OBJECTIVE => Every line of the listing must be reproduced as it stands. Leave the images behind.

SOURCE RECORDS =>
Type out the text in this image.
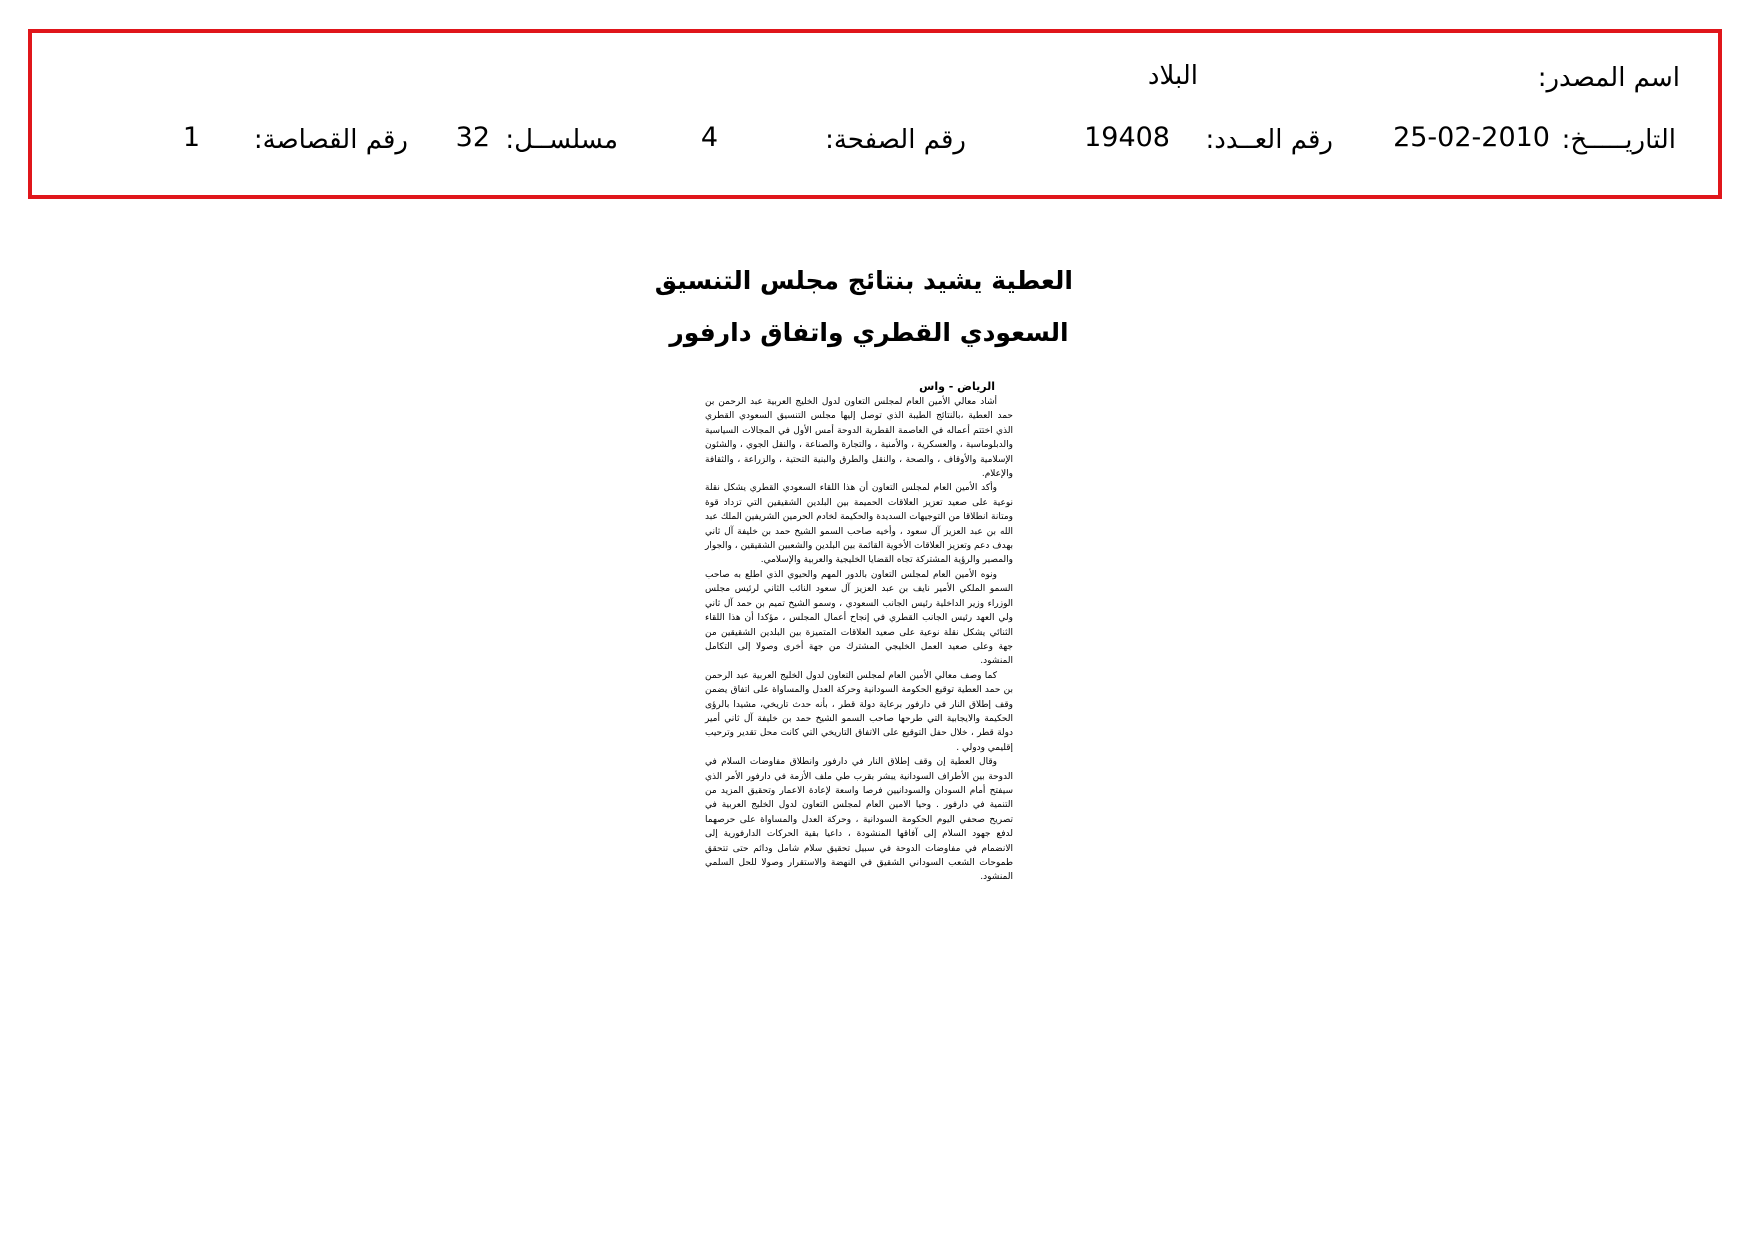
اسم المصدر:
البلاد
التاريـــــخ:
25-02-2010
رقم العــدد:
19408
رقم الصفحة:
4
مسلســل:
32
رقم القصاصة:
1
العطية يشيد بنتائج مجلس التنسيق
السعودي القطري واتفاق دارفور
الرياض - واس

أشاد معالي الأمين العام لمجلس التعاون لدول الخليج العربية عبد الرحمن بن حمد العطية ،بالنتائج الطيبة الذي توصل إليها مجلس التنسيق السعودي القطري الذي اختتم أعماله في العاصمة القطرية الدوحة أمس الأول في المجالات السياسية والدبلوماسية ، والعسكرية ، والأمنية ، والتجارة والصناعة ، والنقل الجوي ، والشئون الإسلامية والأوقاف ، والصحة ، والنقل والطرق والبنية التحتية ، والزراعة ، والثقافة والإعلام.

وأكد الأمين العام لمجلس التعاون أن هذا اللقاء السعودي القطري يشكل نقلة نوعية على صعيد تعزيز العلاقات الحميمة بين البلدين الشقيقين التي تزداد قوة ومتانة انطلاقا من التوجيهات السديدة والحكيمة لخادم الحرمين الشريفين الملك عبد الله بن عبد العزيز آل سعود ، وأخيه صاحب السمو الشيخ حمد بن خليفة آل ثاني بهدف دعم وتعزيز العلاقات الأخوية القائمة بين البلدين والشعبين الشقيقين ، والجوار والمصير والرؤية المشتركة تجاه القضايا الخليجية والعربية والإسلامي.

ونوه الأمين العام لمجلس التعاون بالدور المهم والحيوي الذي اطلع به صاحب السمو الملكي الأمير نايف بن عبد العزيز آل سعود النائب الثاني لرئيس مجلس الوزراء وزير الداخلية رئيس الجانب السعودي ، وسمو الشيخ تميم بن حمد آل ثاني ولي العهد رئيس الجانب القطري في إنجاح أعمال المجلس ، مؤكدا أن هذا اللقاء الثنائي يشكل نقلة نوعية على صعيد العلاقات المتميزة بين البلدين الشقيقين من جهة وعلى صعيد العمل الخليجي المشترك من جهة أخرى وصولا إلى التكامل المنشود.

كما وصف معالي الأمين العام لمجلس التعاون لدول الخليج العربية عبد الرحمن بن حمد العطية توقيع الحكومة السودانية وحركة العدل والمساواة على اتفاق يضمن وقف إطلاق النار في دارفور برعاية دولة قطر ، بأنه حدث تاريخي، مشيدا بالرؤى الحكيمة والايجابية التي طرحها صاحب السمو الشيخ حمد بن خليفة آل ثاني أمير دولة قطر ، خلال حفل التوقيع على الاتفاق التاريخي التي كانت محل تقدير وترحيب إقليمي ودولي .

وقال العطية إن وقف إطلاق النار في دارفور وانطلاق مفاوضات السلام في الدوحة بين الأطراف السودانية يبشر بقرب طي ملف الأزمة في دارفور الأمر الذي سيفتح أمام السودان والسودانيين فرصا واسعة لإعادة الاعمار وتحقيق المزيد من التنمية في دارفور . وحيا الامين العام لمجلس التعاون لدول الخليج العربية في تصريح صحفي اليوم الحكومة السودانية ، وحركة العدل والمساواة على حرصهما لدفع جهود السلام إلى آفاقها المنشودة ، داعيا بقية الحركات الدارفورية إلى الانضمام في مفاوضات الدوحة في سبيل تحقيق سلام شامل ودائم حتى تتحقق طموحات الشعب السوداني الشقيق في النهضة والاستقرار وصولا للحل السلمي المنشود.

FINISHED ANSWER =>
Type out the text in this image.
اسم المصدر:
البلاد
التاريـــــخ:
25-02-2010
رقم العــدد:
19408
رقم الصفحة:
4
مسلســل:
32
رقم القصاصة:
1
العطية يشيد بنتائج مجلس التنسيق
السعودي القطري واتفاق دارفور
الرياض - واس

أشاد معالي الأمين العام لمجلس التعاون لدول الخليج العربية عبد الرحمن بن حمد العطية ،بالنتائج الطيبة الذي توصل إليها مجلس التنسيق السعودي القطري الذي اختتم أعماله في العاصمة القطرية الدوحة أمس الأول في المجالات السياسية والدبلوماسية ، والعسكرية ، والأمنية ، والتجارة والصناعة ، والنقل الجوي ، والشئون الإسلامية والأوقاف ، والصحة ، والنقل والطرق والبنية التحتية ، والزراعة ، والثقافة والإعلام.

وأكد الأمين العام لمجلس التعاون أن هذا اللقاء السعودي القطري يشكل نقلة نوعية على صعيد تعزيز العلاقات الحميمة بين البلدين الشقيقين التي تزداد قوة ومتانة انطلاقا من التوجيهات السديدة والحكيمة لخادم الحرمين الشريفين الملك عبد الله بن عبد العزيز آل سعود ، وأخيه صاحب السمو الشيخ حمد بن خليفة آل ثاني بهدف دعم وتعزيز العلاقات الأخوية القائمة بين البلدين والشعبين الشقيقين ، والجوار والمصير والرؤية المشتركة تجاه القضايا الخليجية والعربية والإسلامي.

ونوه الأمين العام لمجلس التعاون بالدور المهم والحيوي الذي اطلع به صاحب السمو الملكي الأمير نايف بن عبد العزيز آل سعود النائب الثاني لرئيس مجلس الوزراء وزير الداخلية رئيس الجانب السعودي ، وسمو الشيخ تميم بن حمد آل ثاني ولي العهد رئيس الجانب القطري في إنجاح أعمال المجلس ، مؤكدا أن هذا اللقاء الثنائي يشكل نقلة نوعية على صعيد العلاقات المتميزة بين البلدين الشقيقين من جهة وعلى صعيد العمل الخليجي المشترك من جهة أخرى وصولا إلى التكامل المنشود.

كما وصف معالي الأمين العام لمجلس التعاون لدول الخليج العربية عبد الرحمن بن حمد العطية توقيع الحكومة السودانية وحركة العدل والمساواة على اتفاق يضمن وقف إطلاق النار في دارفور برعاية دولة قطر ، بأنه حدث تاريخي، مشيدا بالرؤى الحكيمة والايجابية التي طرحها صاحب السمو الشيخ حمد بن خليفة آل ثاني أمير دولة قطر ، خلال حفل التوقيع على الاتفاق التاريخي التي كانت محل تقدير وترحيب إقليمي ودولي .

وقال العطية إن وقف إطلاق النار في دارفور وانطلاق مفاوضات السلام في الدوحة بين الأطراف السودانية يبشر بقرب طي ملف الأزمة في دارفور الأمر الذي سيفتح أمام السودان والسودانيين فرصا واسعة لإعادة الاعمار وتحقيق المزيد من التنمية في دارفور . وحيا الامين العام لمجلس التعاون لدول الخليج العربية في تصريح صحفي اليوم الحكومة السودانية ، وحركة العدل والمساواة على حرصهما لدفع جهود السلام إلى آفاقها المنشودة ، داعيا بقية الحركات الدارفورية إلى الانضمام في مفاوضات الدوحة في سبيل تحقيق سلام شامل ودائم حتى تتحقق طموحات الشعب السوداني الشقيق في النهضة والاستقرار وصولا للحل السلمي المنشود.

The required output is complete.